Data lines:
┏━━

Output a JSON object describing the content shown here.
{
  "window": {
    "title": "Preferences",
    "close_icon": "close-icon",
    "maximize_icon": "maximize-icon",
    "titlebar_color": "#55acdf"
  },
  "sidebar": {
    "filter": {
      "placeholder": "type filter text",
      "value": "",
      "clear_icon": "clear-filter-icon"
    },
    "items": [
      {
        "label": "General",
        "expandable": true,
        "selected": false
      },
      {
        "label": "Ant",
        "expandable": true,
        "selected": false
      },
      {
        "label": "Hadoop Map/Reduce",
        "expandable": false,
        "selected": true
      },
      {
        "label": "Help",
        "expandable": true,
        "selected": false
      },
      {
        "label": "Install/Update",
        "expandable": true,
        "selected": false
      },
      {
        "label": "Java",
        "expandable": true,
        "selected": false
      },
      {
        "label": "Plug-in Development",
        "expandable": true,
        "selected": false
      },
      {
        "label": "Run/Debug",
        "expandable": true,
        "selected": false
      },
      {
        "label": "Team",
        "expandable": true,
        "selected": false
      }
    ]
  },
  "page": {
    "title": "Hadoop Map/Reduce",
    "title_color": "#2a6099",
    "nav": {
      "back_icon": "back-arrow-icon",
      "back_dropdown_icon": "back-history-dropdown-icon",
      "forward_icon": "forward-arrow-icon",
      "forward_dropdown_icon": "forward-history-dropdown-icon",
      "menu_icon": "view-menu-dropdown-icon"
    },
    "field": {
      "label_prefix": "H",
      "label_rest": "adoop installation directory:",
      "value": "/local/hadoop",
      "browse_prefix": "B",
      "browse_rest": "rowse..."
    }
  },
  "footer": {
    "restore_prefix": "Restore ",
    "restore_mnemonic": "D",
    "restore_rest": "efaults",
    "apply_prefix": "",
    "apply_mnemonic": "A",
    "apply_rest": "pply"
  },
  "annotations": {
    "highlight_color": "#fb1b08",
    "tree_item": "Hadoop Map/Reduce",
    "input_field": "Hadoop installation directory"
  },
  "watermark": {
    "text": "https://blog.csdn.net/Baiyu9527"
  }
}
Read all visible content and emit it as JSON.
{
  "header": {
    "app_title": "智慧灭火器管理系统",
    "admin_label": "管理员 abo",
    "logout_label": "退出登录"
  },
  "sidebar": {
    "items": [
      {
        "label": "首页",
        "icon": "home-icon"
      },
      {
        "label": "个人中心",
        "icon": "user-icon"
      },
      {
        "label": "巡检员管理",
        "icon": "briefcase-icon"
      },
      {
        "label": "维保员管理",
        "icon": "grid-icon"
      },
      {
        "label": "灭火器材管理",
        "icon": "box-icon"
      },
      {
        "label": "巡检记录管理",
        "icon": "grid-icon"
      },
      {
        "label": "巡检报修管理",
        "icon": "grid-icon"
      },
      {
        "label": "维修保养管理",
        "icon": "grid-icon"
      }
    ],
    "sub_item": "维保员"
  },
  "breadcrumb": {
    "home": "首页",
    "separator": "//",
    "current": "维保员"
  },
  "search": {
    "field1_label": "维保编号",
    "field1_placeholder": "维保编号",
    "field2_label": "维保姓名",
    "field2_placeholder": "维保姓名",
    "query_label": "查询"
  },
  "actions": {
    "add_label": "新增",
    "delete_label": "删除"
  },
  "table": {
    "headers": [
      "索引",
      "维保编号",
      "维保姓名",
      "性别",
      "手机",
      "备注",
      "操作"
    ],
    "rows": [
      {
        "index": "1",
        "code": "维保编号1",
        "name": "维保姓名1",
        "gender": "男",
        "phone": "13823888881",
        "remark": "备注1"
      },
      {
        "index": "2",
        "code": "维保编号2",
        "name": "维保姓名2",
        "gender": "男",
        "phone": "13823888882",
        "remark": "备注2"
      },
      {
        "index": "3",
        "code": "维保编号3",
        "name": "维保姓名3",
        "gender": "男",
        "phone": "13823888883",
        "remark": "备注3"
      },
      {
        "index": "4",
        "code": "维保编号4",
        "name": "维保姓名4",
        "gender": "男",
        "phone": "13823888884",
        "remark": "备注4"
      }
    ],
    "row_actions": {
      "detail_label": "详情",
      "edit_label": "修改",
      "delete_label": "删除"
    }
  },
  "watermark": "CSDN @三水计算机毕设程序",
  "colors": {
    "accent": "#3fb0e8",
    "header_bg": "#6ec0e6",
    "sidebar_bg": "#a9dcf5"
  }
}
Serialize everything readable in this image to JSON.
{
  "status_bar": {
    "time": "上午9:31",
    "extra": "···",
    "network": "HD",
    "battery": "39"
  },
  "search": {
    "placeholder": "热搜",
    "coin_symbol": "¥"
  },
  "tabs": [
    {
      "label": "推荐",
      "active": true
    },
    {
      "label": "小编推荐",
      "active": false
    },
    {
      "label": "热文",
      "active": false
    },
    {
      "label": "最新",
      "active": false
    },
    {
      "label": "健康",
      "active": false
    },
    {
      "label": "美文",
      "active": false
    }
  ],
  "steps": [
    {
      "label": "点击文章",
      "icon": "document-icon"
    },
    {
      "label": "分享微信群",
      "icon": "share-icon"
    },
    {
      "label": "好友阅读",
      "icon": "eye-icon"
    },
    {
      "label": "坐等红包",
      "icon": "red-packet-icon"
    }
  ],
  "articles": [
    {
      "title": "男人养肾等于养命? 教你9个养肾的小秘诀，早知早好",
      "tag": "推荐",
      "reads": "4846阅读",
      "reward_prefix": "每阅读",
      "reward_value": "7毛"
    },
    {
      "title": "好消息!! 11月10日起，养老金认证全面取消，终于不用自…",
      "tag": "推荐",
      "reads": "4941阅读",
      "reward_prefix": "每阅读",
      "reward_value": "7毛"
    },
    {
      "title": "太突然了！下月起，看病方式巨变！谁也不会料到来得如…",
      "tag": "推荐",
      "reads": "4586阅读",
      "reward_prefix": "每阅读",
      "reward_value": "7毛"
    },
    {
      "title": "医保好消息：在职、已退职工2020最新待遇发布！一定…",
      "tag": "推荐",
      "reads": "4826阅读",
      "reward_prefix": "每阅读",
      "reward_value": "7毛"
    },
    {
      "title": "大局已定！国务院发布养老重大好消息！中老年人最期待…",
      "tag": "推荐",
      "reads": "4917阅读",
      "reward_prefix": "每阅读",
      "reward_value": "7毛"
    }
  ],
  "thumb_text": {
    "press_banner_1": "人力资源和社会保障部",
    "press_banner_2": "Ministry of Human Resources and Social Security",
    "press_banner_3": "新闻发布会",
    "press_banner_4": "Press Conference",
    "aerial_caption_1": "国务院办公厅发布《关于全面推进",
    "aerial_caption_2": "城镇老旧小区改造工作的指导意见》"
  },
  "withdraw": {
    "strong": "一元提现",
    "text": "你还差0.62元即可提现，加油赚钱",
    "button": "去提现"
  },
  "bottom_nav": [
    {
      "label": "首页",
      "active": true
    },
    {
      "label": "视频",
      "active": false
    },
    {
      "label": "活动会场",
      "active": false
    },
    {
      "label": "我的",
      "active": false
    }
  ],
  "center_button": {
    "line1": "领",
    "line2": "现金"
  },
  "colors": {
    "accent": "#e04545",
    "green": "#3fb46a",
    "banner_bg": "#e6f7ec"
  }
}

┗━━

Your goal: Give back the whole listing exactly as it reads.

Reply:
Output a JSON object describing the content shown here.
{
  "window": {
    "title": "Preferences",
    "close_icon": "close-icon",
    "maximize_icon": "maximize-icon",
    "titlebar_color": "#55acdf"
  },
  "sidebar": {
    "filter": {
      "placeholder": "type filter text",
      "value": "",
      "clear_icon": "clear-filter-icon"
    },
    "items": [
      {
        "label": "General",
        "expandable": true,
        "selected": false
      },
      {
        "label": "Ant",
        "expandable": true,
        "selected": false
      },
      {
        "label": "Hadoop Map/Reduce",
        "expandable": false,
        "selected": true
      },
      {
        "label": "Help",
        "expandable": true,
        "selected": false
      },
      {
        "label": "Install/Update",
        "expandable": true,
        "selected": false
      },
      {
        "label": "Java",
        "expandable": true,
        "selected": false
      },
      {
        "label": "Plug-in Development",
        "expandable": true,
        "selected": false
      },
      {
        "label": "Run/Debug",
        "expandable": true,
        "selected": false
      },
      {
        "label": "Team",
        "expandable": true,
        "selected": false
      }
    ]
  },
  "page": {
    "title": "Hadoop Map/Reduce",
    "title_color": "#2a6099",
    "nav": {
      "back_icon": "back-arrow-icon",
      "back_dropdown_icon": "back-history-dropdown-icon",
      "forward_icon": "forward-arrow-icon",
      "forward_dropdown_icon": "forward-history-dropdown-icon",
      "menu_icon": "view-menu-dropdown-icon"
    },
    "field": {
      "label_prefix": "H",
      "label_rest": "adoop installation directory:",
      "value": "/local/hadoop",
      "browse_prefix": "B",
      "browse_rest": "rowse..."
    }
  },
  "footer": {
    "restore_prefix": "Restore ",
    "restore_mnemonic": "D",
    "restore_rest": "efaults",
    "apply_prefix": "",
    "apply_mnemonic": "A",
    "apply_rest": "pply"
  },
  "annotations": {
    "highlight_color": "#fb1b08",
    "tree_item": "Hadoop Map/Reduce",
    "input_field": "Hadoop installation directory"
  },
  "watermark": {
    "text": "https://blog.csdn.net/Baiyu9527"
  }
}
Read all visible content and emit it as JSON.
{
  "header": {
    "app_title": "智慧灭火器管理系统",
    "admin_label": "管理员 abo",
    "logout_label": "退出登录"
  },
  "sidebar": {
    "items": [
      {
        "label": "首页",
        "icon": "home-icon"
      },
      {
        "label": "个人中心",
        "icon": "user-icon"
      },
      {
        "label": "巡检员管理",
        "icon": "briefcase-icon"
      },
      {
        "label": "维保员管理",
        "icon": "grid-icon"
      },
      {
        "label": "灭火器材管理",
        "icon": "box-icon"
      },
      {
        "label": "巡检记录管理",
        "icon": "grid-icon"
      },
      {
        "label": "巡检报修管理",
        "icon": "grid-icon"
      },
      {
        "label": "维修保养管理",
        "icon": "grid-icon"
      }
    ],
    "sub_item": "维保员"
  },
  "breadcrumb": {
    "home": "首页",
    "separator": "//",
    "current": "维保员"
  },
  "search": {
    "field1_label": "维保编号",
    "field1_placeholder": "维保编号",
    "field2_label": "维保姓名",
    "field2_placeholder": "维保姓名",
    "query_label": "查询"
  },
  "actions": {
    "add_label": "新增",
    "delete_label": "删除"
  },
  "table": {
    "headers": [
      "索引",
      "维保编号",
      "维保姓名",
      "性别",
      "手机",
      "备注",
      "操作"
    ],
    "rows": [
      {
        "index": "1",
        "code": "维保编号1",
        "name": "维保姓名1",
        "gender": "男",
        "phone": "13823888881",
        "remark": "备注1"
      },
      {
        "index": "2",
        "code": "维保编号2",
        "name": "维保姓名2",
        "gender": "男",
        "phone": "13823888882",
        "remark": "备注2"
      },
      {
        "index": "3",
        "code": "维保编号3",
        "name": "维保姓名3",
        "gender": "男",
        "phone": "13823888883",
        "remark": "备注3"
      },
      {
        "index": "4",
        "code": "维保编号4",
        "name": "维保姓名4",
        "gender": "男",
        "phone": "13823888884",
        "remark": "备注4"
      }
    ],
    "row_actions": {
      "detail_label": "详情",
      "edit_label": "修改",
      "delete_label": "删除"
    }
  },
  "watermark": "CSDN @三水计算机毕设程序",
  "colors": {
    "accent": "#3fb0e8",
    "header_bg": "#6ec0e6",
    "sidebar_bg": "#a9dcf5"
  }
}
Serialize everything readable in this image to JSON.
{
  "status_bar": {
    "time": "上午9:31",
    "extra": "···",
    "network": "HD",
    "battery": "39"
  },
  "search": {
    "placeholder": "热搜",
    "coin_symbol": "¥"
  },
  "tabs": [
    {
      "label": "推荐",
      "active": true
    },
    {
      "label": "小编推荐",
      "active": false
    },
    {
      "label": "热文",
      "active": false
    },
    {
      "label": "最新",
      "active": false
    },
    {
      "label": "健康",
      "active": false
    },
    {
      "label": "美文",
      "active": false
    }
  ],
  "steps": [
    {
      "label": "点击文章",
      "icon": "document-icon"
    },
    {
      "label": "分享微信群",
      "icon": "share-icon"
    },
    {
      "label": "好友阅读",
      "icon": "eye-icon"
    },
    {
      "label": "坐等红包",
      "icon": "red-packet-icon"
    }
  ],
  "articles": [
    {
      "title": "男人养肾等于养命? 教你9个养肾的小秘诀，早知早好",
      "tag": "推荐",
      "reads": "4846阅读",
      "reward_prefix": "每阅读",
      "reward_value": "7毛"
    },
    {
      "title": "好消息!! 11月10日起，养老金认证全面取消，终于不用自…",
      "tag": "推荐",
      "reads": "4941阅读",
      "reward_prefix": "每阅读",
      "reward_value": "7毛"
    },
    {
      "title": "太突然了！下月起，看病方式巨变！谁也不会料到来得如…",
      "tag": "推荐",
      "reads": "4586阅读",
      "reward_prefix": "每阅读",
      "reward_value": "7毛"
    },
    {
      "title": "医保好消息：在职、已退职工2020最新待遇发布！一定…",
      "tag": "推荐",
      "reads": "4826阅读",
      "reward_prefix": "每阅读",
      "reward_value": "7毛"
    },
    {
      "title": "大局已定！国务院发布养老重大好消息！中老年人最期待…",
      "tag": "推荐",
      "reads": "4917阅读",
      "reward_prefix": "每阅读",
      "reward_value": "7毛"
    }
  ],
  "thumb_text": {
    "press_banner_1": "人力资源和社会保障部",
    "press_banner_2": "Ministry of Human Resources and Social Security",
    "press_banner_3": "新闻发布会",
    "press_banner_4": "Press Conference",
    "aerial_caption_1": "国务院办公厅发布《关于全面推进",
    "aerial_caption_2": "城镇老旧小区改造工作的指导意见》"
  },
  "withdraw": {
    "strong": "一元提现",
    "text": "你还差0.62元即可提现，加油赚钱",
    "button": "去提现"
  },
  "bottom_nav": [
    {
      "label": "首页",
      "active": true
    },
    {
      "label": "视频",
      "active": false
    },
    {
      "label": "活动会场",
      "active": false
    },
    {
      "label": "我的",
      "active": false
    }
  ],
  "center_button": {
    "line1": "领",
    "line2": "现金"
  },
  "colors": {
    "accent": "#e04545",
    "green": "#3fb46a",
    "banner_bg": "#e6f7ec"
  }
}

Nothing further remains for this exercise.